## Figure contents as structured data
····················
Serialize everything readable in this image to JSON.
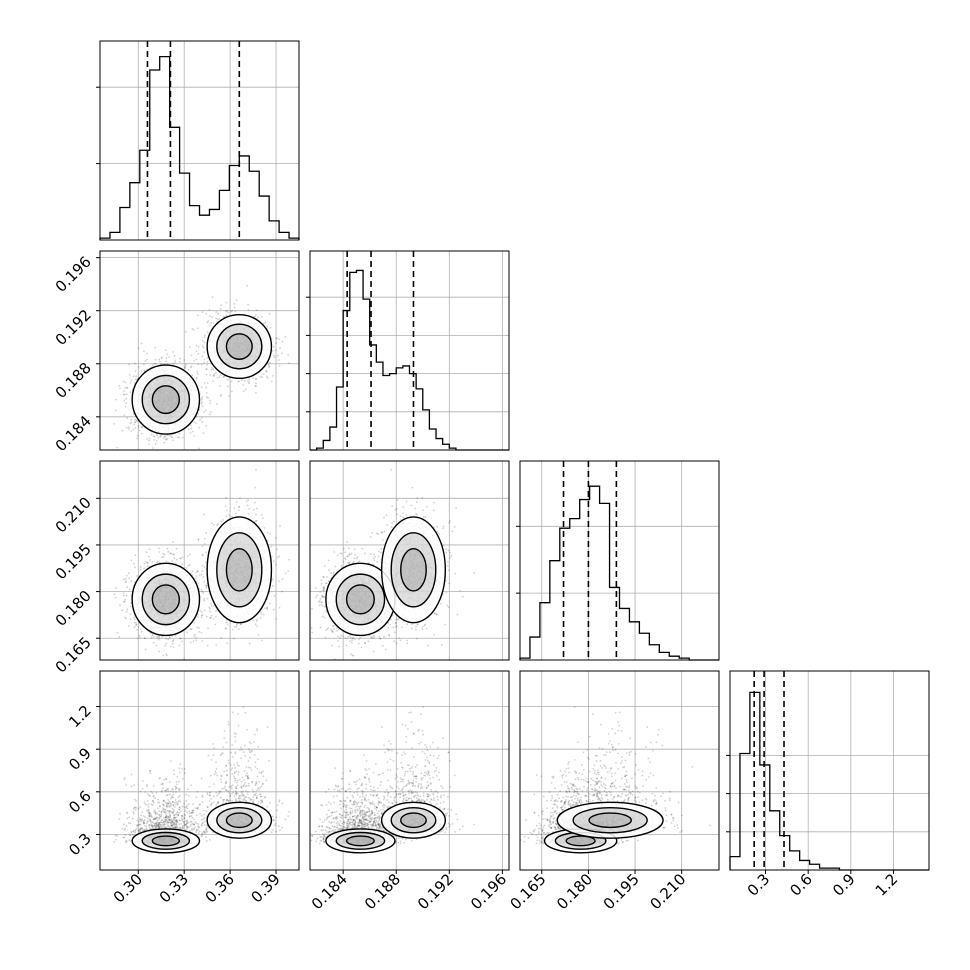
{
  "chart_data": {
    "type": "corner",
    "parameters": 4,
    "grid": true,
    "legend": "none",
    "colors": {
      "hist": "#000000",
      "points": "#000000",
      "density": "#000000",
      "grid": "#b0b0b0"
    },
    "ranges": [
      [
        0.275,
        0.405
      ],
      [
        0.1815,
        0.1965
      ],
      [
        0.158,
        0.222
      ],
      [
        0.05,
        1.45
      ]
    ],
    "ticks": [
      {
        "values": [
          0.3,
          0.33,
          0.36,
          0.39
        ],
        "labels": [
          "0.30",
          "0.33",
          "0.36",
          "0.39"
        ]
      },
      {
        "values": [
          0.184,
          0.188,
          0.192,
          0.196
        ],
        "labels": [
          "0.184",
          "0.188",
          "0.192",
          "0.196"
        ]
      },
      {
        "values": [
          0.165,
          0.18,
          0.195,
          0.21
        ],
        "labels": [
          "0.165",
          "0.180",
          "0.195",
          "0.210"
        ]
      },
      {
        "values": [
          0.3,
          0.6,
          0.9,
          1.2
        ],
        "labels": [
          "0.3",
          "0.6",
          "0.9",
          "1.2"
        ]
      }
    ],
    "quantiles": [
      [
        0.306,
        0.321,
        0.366
      ],
      [
        0.1843,
        0.1861,
        0.1893
      ],
      [
        0.172,
        0.18,
        0.189
      ],
      [
        0.22,
        0.29,
        0.43
      ]
    ],
    "histograms": [
      {
        "bin_edges": [
          0.275,
          0.2815,
          0.288,
          0.2945,
          0.301,
          0.3075,
          0.314,
          0.3205,
          0.327,
          0.3335,
          0.34,
          0.3465,
          0.353,
          0.3595,
          0.366,
          0.3725,
          0.379,
          0.3855,
          0.392,
          0.3985,
          0.405
        ],
        "counts": [
          0.01,
          0.04,
          0.17,
          0.3,
          0.47,
          0.89,
          0.96,
          0.59,
          0.35,
          0.18,
          0.13,
          0.16,
          0.26,
          0.39,
          0.44,
          0.36,
          0.23,
          0.1,
          0.04,
          0.01
        ],
        "yticks": [
          0.4,
          0.8
        ]
      },
      {
        "bin_edges": [
          0.1815,
          0.182,
          0.1825,
          0.183,
          0.1835,
          0.184,
          0.1845,
          0.185,
          0.1855,
          0.186,
          0.1865,
          0.187,
          0.1875,
          0.188,
          0.1885,
          0.189,
          0.1895,
          0.19,
          0.1905,
          0.191,
          0.1915,
          0.192,
          0.1925,
          0.193,
          0.1935,
          0.194,
          0.1945,
          0.195,
          0.1955,
          0.196,
          0.1965
        ],
        "counts": [
          0.0,
          0.01,
          0.05,
          0.12,
          0.33,
          0.73,
          0.93,
          0.94,
          0.79,
          0.55,
          0.46,
          0.39,
          0.4,
          0.43,
          0.44,
          0.4,
          0.32,
          0.21,
          0.11,
          0.06,
          0.03,
          0.01,
          0.0,
          0.0,
          0.0,
          0.0,
          0.0,
          0.0,
          0.0,
          0.0
        ],
        "yticks": [
          0.2,
          0.4,
          0.6,
          0.8
        ]
      },
      {
        "bin_edges": [
          0.158,
          0.1612,
          0.1644,
          0.1676,
          0.1708,
          0.174,
          0.1772,
          0.1804,
          0.1836,
          0.1868,
          0.19,
          0.1932,
          0.1964,
          0.1996,
          0.2028,
          0.206,
          0.2092,
          0.2124,
          0.2156,
          0.2188,
          0.222
        ],
        "counts": [
          0.01,
          0.12,
          0.3,
          0.52,
          0.69,
          0.74,
          0.84,
          0.91,
          0.82,
          0.38,
          0.27,
          0.2,
          0.14,
          0.08,
          0.04,
          0.02,
          0.01,
          0.0,
          0.0,
          0.0
        ],
        "yticks": [
          0.35,
          0.7
        ]
      },
      {
        "bin_edges": [
          0.05,
          0.12,
          0.19,
          0.26,
          0.33,
          0.4,
          0.47,
          0.54,
          0.61,
          0.68,
          0.75,
          0.82,
          0.89,
          0.96,
          1.03,
          1.1,
          1.17,
          1.24,
          1.31,
          1.38,
          1.45
        ],
        "counts": [
          0.07,
          0.61,
          0.93,
          0.55,
          0.31,
          0.18,
          0.1,
          0.05,
          0.03,
          0.01,
          0.01,
          0.0,
          0.0,
          0.0,
          0.0,
          0.0,
          0.0,
          0.0,
          0.0,
          0.0
        ],
        "yticks": [
          0.2,
          0.4,
          0.6
        ]
      }
    ],
    "clusters": [
      {
        "w": 0.58,
        "mean": [
          0.318,
          0.1853,
          0.1775,
          0.265
        ],
        "sd": [
          0.011,
          0.0013,
          0.0058,
          0.12
        ]
      },
      {
        "w": 0.42,
        "mean": [
          0.366,
          0.1893,
          0.187,
          0.36
        ],
        "sd": [
          0.0105,
          0.0012,
          0.0085,
          0.18
        ]
      }
    ]
  }
}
····················
## Problem
All entries are to be retyped exactly. Omit any embedded images.

## Task output
Serialize everything readable in this image to JSON.
{
  "chart_data": {
    "type": "corner",
    "parameters": 4,
    "grid": true,
    "legend": "none",
    "colors": {
      "hist": "#000000",
      "points": "#000000",
      "density": "#000000",
      "grid": "#b0b0b0"
    },
    "ranges": [
      [
        0.275,
        0.405
      ],
      [
        0.1815,
        0.1965
      ],
      [
        0.158,
        0.222
      ],
      [
        0.05,
        1.45
      ]
    ],
    "ticks": [
      {
        "values": [
          0.3,
          0.33,
          0.36,
          0.39
        ],
        "labels": [
          "0.30",
          "0.33",
          "0.36",
          "0.39"
        ]
      },
      {
        "values": [
          0.184,
          0.188,
          0.192,
          0.196
        ],
        "labels": [
          "0.184",
          "0.188",
          "0.192",
          "0.196"
        ]
      },
      {
        "values": [
          0.165,
          0.18,
          0.195,
          0.21
        ],
        "labels": [
          "0.165",
          "0.180",
          "0.195",
          "0.210"
        ]
      },
      {
        "values": [
          0.3,
          0.6,
          0.9,
          1.2
        ],
        "labels": [
          "0.3",
          "0.6",
          "0.9",
          "1.2"
        ]
      }
    ],
    "quantiles": [
      [
        0.306,
        0.321,
        0.366
      ],
      [
        0.1843,
        0.1861,
        0.1893
      ],
      [
        0.172,
        0.18,
        0.189
      ],
      [
        0.22,
        0.29,
        0.43
      ]
    ],
    "histograms": [
      {
        "bin_edges": [
          0.275,
          0.2815,
          0.288,
          0.2945,
          0.301,
          0.3075,
          0.314,
          0.3205,
          0.327,
          0.3335,
          0.34,
          0.3465,
          0.353,
          0.3595,
          0.366,
          0.3725,
          0.379,
          0.3855,
          0.392,
          0.3985,
          0.405
        ],
        "counts": [
          0.01,
          0.04,
          0.17,
          0.3,
          0.47,
          0.89,
          0.96,
          0.59,
          0.35,
          0.18,
          0.13,
          0.16,
          0.26,
          0.39,
          0.44,
          0.36,
          0.23,
          0.1,
          0.04,
          0.01
        ],
        "yticks": [
          0.4,
          0.8
        ]
      },
      {
        "bin_edges": [
          0.1815,
          0.182,
          0.1825,
          0.183,
          0.1835,
          0.184,
          0.1845,
          0.185,
          0.1855,
          0.186,
          0.1865,
          0.187,
          0.1875,
          0.188,
          0.1885,
          0.189,
          0.1895,
          0.19,
          0.1905,
          0.191,
          0.1915,
          0.192,
          0.1925,
          0.193,
          0.1935,
          0.194,
          0.1945,
          0.195,
          0.1955,
          0.196,
          0.1965
        ],
        "counts": [
          0.0,
          0.01,
          0.05,
          0.12,
          0.33,
          0.73,
          0.93,
          0.94,
          0.79,
          0.55,
          0.46,
          0.39,
          0.4,
          0.43,
          0.44,
          0.4,
          0.32,
          0.21,
          0.11,
          0.06,
          0.03,
          0.01,
          0.0,
          0.0,
          0.0,
          0.0,
          0.0,
          0.0,
          0.0,
          0.0
        ],
        "yticks": [
          0.2,
          0.4,
          0.6,
          0.8
        ]
      },
      {
        "bin_edges": [
          0.158,
          0.1612,
          0.1644,
          0.1676,
          0.1708,
          0.174,
          0.1772,
          0.1804,
          0.1836,
          0.1868,
          0.19,
          0.1932,
          0.1964,
          0.1996,
          0.2028,
          0.206,
          0.2092,
          0.2124,
          0.2156,
          0.2188,
          0.222
        ],
        "counts": [
          0.01,
          0.12,
          0.3,
          0.52,
          0.69,
          0.74,
          0.84,
          0.91,
          0.82,
          0.38,
          0.27,
          0.2,
          0.14,
          0.08,
          0.04,
          0.02,
          0.01,
          0.0,
          0.0,
          0.0
        ],
        "yticks": [
          0.35,
          0.7
        ]
      },
      {
        "bin_edges": [
          0.05,
          0.12,
          0.19,
          0.26,
          0.33,
          0.4,
          0.47,
          0.54,
          0.61,
          0.68,
          0.75,
          0.82,
          0.89,
          0.96,
          1.03,
          1.1,
          1.17,
          1.24,
          1.31,
          1.38,
          1.45
        ],
        "counts": [
          0.07,
          0.61,
          0.93,
          0.55,
          0.31,
          0.18,
          0.1,
          0.05,
          0.03,
          0.01,
          0.01,
          0.0,
          0.0,
          0.0,
          0.0,
          0.0,
          0.0,
          0.0,
          0.0,
          0.0
        ],
        "yticks": [
          0.2,
          0.4,
          0.6
        ]
      }
    ],
    "clusters": [
      {
        "w": 0.58,
        "mean": [
          0.318,
          0.1853,
          0.1775,
          0.265
        ],
        "sd": [
          0.011,
          0.0013,
          0.0058,
          0.12
        ]
      },
      {
        "w": 0.42,
        "mean": [
          0.366,
          0.1893,
          0.187,
          0.36
        ],
        "sd": [
          0.0105,
          0.0012,
          0.0085,
          0.18
        ]
      }
    ]
  }
}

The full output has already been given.